>>>
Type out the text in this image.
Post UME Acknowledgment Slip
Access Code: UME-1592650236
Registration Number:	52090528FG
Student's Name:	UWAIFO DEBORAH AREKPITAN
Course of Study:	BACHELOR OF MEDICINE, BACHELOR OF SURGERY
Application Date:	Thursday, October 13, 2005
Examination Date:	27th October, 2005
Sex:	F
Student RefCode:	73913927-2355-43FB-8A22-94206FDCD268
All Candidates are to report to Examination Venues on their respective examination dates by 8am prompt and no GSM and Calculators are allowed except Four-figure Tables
<<<
## Exercise prompt:
Restate every entry word for word.

## Exercise response:
Type out the text in this image.
Post UME Acknowledgment Slip
Access Code: UME-1592650236
Registration Number:	52090528FG
Student's Name:	UWAIFO DEBORAH AREKPITAN
Course of Study:	BACHELOR OF MEDICINE, BACHELOR OF SURGERY
Application Date:	Thursday, October 13, 2005
Examination Date:	27th October, 2005
Sex:	F
Student RefCode:	73913927-2355-43FB-8A22-94206FDCD268
All Candidates are to report to Examination Venues on their respective examination dates by 8am prompt and no GSM and Calculators are allowed except Four-figure Tables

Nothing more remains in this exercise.